##### Exercise data #####

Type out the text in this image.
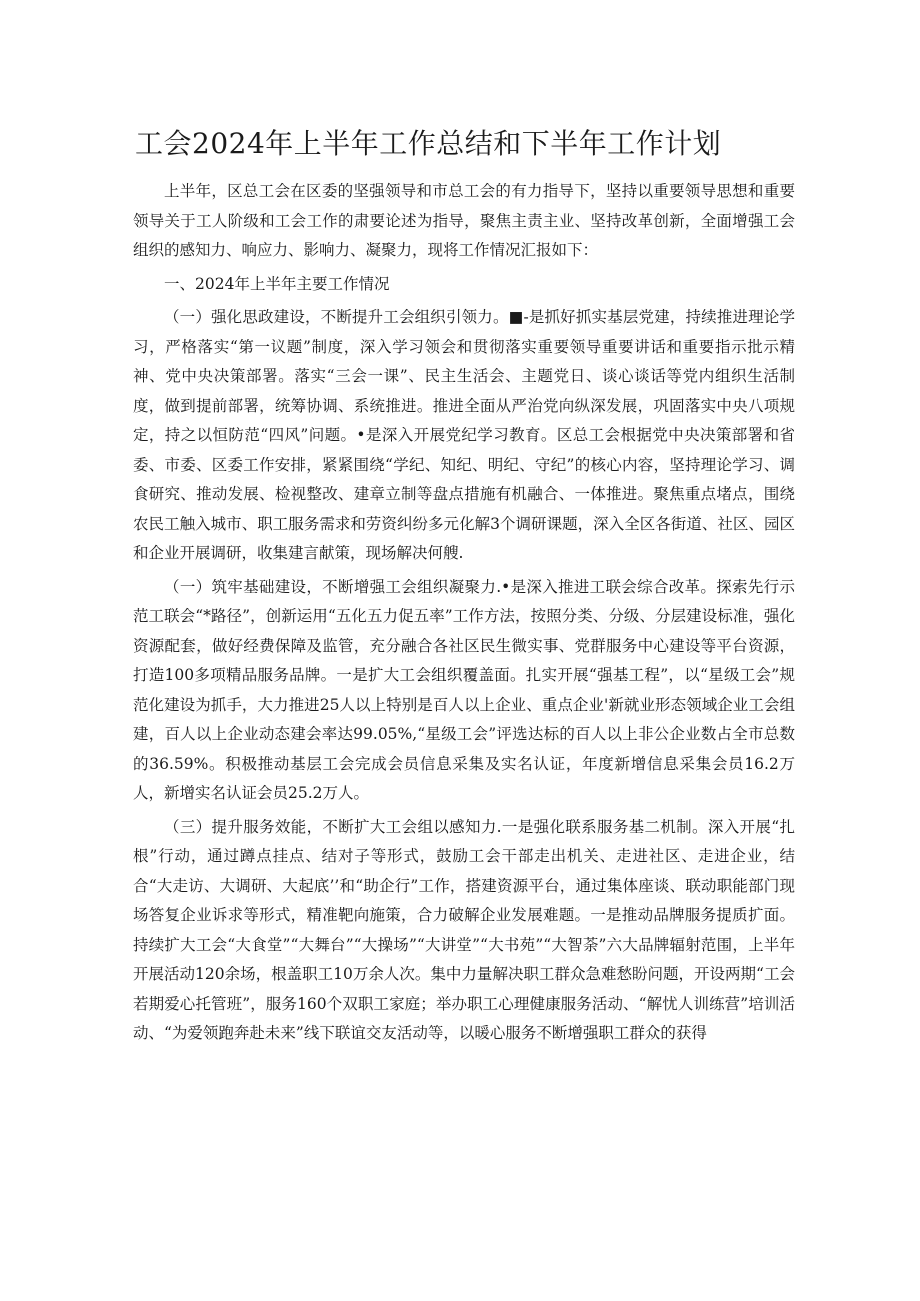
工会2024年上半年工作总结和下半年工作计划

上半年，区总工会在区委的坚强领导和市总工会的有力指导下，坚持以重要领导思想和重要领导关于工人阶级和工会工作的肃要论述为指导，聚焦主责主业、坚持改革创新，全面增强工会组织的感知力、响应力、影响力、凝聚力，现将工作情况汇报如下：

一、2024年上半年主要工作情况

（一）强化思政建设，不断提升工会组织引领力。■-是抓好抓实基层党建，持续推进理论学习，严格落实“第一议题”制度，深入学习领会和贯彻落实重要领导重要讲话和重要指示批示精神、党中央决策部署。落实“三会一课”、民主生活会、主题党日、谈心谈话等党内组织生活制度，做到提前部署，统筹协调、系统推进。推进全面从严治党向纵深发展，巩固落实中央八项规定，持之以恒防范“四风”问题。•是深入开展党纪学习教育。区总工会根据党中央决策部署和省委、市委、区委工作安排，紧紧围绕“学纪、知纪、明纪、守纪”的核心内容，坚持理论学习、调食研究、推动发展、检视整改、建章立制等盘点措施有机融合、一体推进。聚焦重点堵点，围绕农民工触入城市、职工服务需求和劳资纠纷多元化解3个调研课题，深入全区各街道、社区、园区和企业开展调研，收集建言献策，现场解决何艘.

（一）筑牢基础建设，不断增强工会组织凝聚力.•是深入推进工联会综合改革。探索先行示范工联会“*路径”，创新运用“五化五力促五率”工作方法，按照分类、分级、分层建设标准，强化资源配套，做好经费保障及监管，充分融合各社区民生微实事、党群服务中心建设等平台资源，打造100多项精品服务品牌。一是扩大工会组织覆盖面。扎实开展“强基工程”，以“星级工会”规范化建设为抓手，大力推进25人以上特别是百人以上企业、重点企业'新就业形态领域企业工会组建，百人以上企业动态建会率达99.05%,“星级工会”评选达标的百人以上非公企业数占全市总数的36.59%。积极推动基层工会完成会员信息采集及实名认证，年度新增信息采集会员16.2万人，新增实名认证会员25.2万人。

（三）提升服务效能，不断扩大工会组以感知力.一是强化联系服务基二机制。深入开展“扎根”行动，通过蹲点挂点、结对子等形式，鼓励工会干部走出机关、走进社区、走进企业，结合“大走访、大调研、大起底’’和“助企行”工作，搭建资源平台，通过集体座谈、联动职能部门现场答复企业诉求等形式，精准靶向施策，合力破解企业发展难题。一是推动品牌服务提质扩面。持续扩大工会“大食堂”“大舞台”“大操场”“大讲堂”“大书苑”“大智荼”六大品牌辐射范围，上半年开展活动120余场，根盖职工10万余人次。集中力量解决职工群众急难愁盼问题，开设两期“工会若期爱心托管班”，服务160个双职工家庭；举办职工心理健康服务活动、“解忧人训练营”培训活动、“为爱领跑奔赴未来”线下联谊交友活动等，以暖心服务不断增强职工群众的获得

#####

Short task — Word for word, quote the lines above. Omit the pictures.

Result for this exercise —
Type out the text in this image.
工会2024年上半年工作总结和下半年工作计划

上半年，区总工会在区委的坚强领导和市总工会的有力指导下，坚持以重要领导思想和重要领导关于工人阶级和工会工作的肃要论述为指导，聚焦主责主业、坚持改革创新，全面增强工会组织的感知力、响应力、影响力、凝聚力，现将工作情况汇报如下：

一、2024年上半年主要工作情况

（一）强化思政建设，不断提升工会组织引领力。■-是抓好抓实基层党建，持续推进理论学习，严格落实“第一议题”制度，深入学习领会和贯彻落实重要领导重要讲话和重要指示批示精神、党中央决策部署。落实“三会一课”、民主生活会、主题党日、谈心谈话等党内组织生活制度，做到提前部署，统筹协调、系统推进。推进全面从严治党向纵深发展，巩固落实中央八项规定，持之以恒防范“四风”问题。•是深入开展党纪学习教育。区总工会根据党中央决策部署和省委、市委、区委工作安排，紧紧围绕“学纪、知纪、明纪、守纪”的核心内容，坚持理论学习、调食研究、推动发展、检视整改、建章立制等盘点措施有机融合、一体推进。聚焦重点堵点，围绕农民工触入城市、职工服务需求和劳资纠纷多元化解3个调研课题，深入全区各街道、社区、园区和企业开展调研，收集建言献策，现场解决何艘.

（一）筑牢基础建设，不断增强工会组织凝聚力.•是深入推进工联会综合改革。探索先行示范工联会“*路径”，创新运用“五化五力促五率”工作方法，按照分类、分级、分层建设标准，强化资源配套，做好经费保障及监管，充分融合各社区民生微实事、党群服务中心建设等平台资源，打造100多项精品服务品牌。一是扩大工会组织覆盖面。扎实开展“强基工程”，以“星级工会”规范化建设为抓手，大力推进25人以上特别是百人以上企业、重点企业'新就业形态领域企业工会组建，百人以上企业动态建会率达99.05%,“星级工会”评选达标的百人以上非公企业数占全市总数的36.59%。积极推动基层工会完成会员信息采集及实名认证，年度新增信息采集会员16.2万人，新增实名认证会员25.2万人。

（三）提升服务效能，不断扩大工会组以感知力.一是强化联系服务基二机制。深入开展“扎根”行动，通过蹲点挂点、结对子等形式，鼓励工会干部走出机关、走进社区、走进企业，结合“大走访、大调研、大起底’’和“助企行”工作，搭建资源平台，通过集体座谈、联动职能部门现场答复企业诉求等形式，精准靶向施策，合力破解企业发展难题。一是推动品牌服务提质扩面。持续扩大工会“大食堂”“大舞台”“大操场”“大讲堂”“大书苑”“大智荼”六大品牌辐射范围，上半年开展活动120余场，根盖职工10万余人次。集中力量解决职工群众急难愁盼问题，开设两期“工会若期爱心托管班”，服务160个双职工家庭；举办职工心理健康服务活动、“解忧人训练营”培训活动、“为爱领跑奔赴未来”线下联谊交友活动等，以暖心服务不断增强职工群众的获得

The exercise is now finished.